» **Given exercise**:
Quote the records verbatim from the first line through the line that contains "staticText: 5/11 xyxy=(386,1279,430,1308)", including both of those lines.

## begin

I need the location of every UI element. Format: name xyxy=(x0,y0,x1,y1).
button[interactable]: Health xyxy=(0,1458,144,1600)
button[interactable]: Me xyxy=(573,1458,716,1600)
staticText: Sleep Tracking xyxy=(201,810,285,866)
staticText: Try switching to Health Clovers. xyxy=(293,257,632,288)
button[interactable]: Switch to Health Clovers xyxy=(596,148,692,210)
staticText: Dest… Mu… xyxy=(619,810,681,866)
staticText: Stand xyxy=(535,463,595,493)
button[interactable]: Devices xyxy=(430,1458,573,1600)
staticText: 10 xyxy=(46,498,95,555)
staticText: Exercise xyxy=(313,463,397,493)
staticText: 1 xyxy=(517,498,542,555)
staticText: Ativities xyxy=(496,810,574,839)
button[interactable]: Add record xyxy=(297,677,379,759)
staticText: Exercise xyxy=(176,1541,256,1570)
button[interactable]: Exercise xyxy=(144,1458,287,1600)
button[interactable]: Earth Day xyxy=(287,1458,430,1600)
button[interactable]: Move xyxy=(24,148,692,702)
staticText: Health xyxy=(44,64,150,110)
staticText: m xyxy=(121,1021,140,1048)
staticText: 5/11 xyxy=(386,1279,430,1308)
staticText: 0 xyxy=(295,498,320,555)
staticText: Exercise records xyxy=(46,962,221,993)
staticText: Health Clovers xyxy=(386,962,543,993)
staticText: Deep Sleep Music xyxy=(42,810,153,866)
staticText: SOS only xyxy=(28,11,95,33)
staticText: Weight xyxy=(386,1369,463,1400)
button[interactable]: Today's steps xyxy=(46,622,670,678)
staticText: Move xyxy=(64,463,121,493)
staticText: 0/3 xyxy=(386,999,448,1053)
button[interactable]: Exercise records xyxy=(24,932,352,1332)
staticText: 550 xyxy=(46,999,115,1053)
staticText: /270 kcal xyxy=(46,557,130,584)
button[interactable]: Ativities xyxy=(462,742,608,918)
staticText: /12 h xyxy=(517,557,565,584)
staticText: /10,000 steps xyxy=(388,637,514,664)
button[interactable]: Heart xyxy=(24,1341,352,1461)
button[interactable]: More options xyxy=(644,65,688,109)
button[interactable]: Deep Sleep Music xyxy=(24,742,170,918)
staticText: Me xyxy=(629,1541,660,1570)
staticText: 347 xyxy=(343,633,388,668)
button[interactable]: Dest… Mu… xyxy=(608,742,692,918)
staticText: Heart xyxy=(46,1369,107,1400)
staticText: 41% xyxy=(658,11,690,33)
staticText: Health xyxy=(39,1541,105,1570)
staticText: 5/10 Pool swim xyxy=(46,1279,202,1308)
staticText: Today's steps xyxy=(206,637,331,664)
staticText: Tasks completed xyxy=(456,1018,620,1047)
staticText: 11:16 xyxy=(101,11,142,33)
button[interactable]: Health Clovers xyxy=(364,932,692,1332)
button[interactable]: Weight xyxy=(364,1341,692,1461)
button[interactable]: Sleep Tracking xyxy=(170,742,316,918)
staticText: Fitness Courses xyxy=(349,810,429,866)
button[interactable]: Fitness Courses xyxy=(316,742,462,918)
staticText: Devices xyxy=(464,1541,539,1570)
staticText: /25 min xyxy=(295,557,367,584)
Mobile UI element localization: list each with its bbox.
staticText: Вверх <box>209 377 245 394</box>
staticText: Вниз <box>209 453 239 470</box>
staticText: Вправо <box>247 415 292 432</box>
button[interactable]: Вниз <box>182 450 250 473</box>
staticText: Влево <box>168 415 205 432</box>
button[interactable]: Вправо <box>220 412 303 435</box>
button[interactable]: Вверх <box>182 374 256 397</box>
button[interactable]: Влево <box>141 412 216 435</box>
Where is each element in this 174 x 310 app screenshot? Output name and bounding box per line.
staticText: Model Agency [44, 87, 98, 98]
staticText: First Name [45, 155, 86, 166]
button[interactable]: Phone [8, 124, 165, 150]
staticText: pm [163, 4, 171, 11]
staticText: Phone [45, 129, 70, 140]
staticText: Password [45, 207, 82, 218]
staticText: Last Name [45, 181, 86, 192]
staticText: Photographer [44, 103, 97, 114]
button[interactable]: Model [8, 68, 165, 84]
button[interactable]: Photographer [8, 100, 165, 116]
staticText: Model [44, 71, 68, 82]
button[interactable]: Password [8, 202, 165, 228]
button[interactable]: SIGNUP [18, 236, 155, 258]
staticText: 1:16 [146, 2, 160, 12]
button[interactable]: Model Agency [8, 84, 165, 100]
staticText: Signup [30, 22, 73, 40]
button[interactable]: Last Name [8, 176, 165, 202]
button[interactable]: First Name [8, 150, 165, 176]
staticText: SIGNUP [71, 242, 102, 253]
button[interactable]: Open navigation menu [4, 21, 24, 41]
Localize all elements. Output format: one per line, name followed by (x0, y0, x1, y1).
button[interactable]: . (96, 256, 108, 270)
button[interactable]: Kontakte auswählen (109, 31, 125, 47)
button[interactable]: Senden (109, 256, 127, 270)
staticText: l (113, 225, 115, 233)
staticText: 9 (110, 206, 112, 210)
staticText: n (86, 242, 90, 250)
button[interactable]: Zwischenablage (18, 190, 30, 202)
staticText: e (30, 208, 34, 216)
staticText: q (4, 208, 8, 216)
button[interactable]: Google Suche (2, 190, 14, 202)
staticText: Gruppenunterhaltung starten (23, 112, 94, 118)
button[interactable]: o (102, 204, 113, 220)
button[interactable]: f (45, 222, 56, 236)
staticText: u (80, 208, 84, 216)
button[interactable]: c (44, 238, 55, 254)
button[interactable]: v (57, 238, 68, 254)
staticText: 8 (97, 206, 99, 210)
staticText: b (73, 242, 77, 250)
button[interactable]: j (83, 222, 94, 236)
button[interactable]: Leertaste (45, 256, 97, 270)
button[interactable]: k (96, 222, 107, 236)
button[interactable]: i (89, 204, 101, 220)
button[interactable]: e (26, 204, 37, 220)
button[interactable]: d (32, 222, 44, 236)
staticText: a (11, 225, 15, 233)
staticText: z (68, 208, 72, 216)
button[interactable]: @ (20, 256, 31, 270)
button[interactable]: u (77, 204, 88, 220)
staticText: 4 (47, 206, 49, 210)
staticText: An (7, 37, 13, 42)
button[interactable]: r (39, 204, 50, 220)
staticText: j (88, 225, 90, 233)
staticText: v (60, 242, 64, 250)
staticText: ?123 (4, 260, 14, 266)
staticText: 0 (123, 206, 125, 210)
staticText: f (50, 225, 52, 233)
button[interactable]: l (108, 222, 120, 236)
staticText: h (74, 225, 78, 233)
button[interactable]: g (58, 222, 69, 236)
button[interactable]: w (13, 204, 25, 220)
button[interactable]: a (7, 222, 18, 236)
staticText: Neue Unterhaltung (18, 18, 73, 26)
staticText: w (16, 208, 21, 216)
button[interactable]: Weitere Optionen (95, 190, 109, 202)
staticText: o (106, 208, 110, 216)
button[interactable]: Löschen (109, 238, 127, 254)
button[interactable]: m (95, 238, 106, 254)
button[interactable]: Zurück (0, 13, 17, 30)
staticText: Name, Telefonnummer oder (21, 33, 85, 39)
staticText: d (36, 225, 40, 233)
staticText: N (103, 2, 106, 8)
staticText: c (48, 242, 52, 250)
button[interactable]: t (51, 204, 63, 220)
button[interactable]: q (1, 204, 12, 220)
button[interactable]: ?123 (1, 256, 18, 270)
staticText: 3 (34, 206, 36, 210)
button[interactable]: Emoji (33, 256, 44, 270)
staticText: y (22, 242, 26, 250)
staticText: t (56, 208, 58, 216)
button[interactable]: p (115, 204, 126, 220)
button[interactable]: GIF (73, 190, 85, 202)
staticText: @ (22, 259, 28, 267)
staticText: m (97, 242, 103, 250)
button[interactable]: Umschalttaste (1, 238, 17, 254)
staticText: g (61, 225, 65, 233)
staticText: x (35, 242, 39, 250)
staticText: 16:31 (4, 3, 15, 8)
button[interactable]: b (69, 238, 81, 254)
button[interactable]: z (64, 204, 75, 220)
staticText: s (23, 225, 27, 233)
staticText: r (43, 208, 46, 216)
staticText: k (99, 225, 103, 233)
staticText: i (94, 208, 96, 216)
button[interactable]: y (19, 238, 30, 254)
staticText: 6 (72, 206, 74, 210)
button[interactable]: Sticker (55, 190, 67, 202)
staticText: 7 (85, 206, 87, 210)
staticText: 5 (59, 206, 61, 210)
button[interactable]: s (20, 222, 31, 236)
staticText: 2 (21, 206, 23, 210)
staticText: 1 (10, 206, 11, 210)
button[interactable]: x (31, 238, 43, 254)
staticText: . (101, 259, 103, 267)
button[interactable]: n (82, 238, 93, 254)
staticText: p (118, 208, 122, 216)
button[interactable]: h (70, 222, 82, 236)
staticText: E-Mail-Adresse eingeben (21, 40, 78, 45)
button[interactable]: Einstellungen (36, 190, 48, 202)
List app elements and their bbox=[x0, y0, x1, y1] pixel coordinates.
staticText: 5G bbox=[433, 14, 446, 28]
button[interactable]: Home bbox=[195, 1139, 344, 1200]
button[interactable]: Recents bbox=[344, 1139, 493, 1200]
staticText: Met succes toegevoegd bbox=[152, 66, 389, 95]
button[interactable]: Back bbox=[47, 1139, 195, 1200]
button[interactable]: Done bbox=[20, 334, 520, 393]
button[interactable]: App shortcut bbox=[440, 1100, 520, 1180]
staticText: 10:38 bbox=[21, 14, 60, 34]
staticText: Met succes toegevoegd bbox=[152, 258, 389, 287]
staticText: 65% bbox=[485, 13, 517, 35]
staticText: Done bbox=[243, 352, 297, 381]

## end

» **Exercise solution**:
I need the location of every UI element. Format: name xyxy=(x0,y0,x1,y1).
button[interactable]: Health xyxy=(0,1458,144,1600)
button[interactable]: Me xyxy=(573,1458,716,1600)
staticText: Sleep Tracking xyxy=(201,810,285,866)
staticText: Try switching to Health Clovers. xyxy=(293,257,632,288)
button[interactable]: Switch to Health Clovers xyxy=(596,148,692,210)
staticText: Dest… Mu… xyxy=(619,810,681,866)
staticText: Stand xyxy=(535,463,595,493)
button[interactable]: Devices xyxy=(430,1458,573,1600)
staticText: 10 xyxy=(46,498,95,555)
staticText: Exercise xyxy=(313,463,397,493)
staticText: 1 xyxy=(517,498,542,555)
staticText: Ativities xyxy=(496,810,574,839)
button[interactable]: Add record xyxy=(297,677,379,759)
staticText: Exercise xyxy=(176,1541,256,1570)
button[interactable]: Exercise xyxy=(144,1458,287,1600)
button[interactable]: Earth Day xyxy=(287,1458,430,1600)
button[interactable]: Move xyxy=(24,148,692,702)
staticText: Health xyxy=(44,64,150,110)
staticText: m xyxy=(121,1021,140,1048)
staticText: 5/11 xyxy=(386,1279,430,1308)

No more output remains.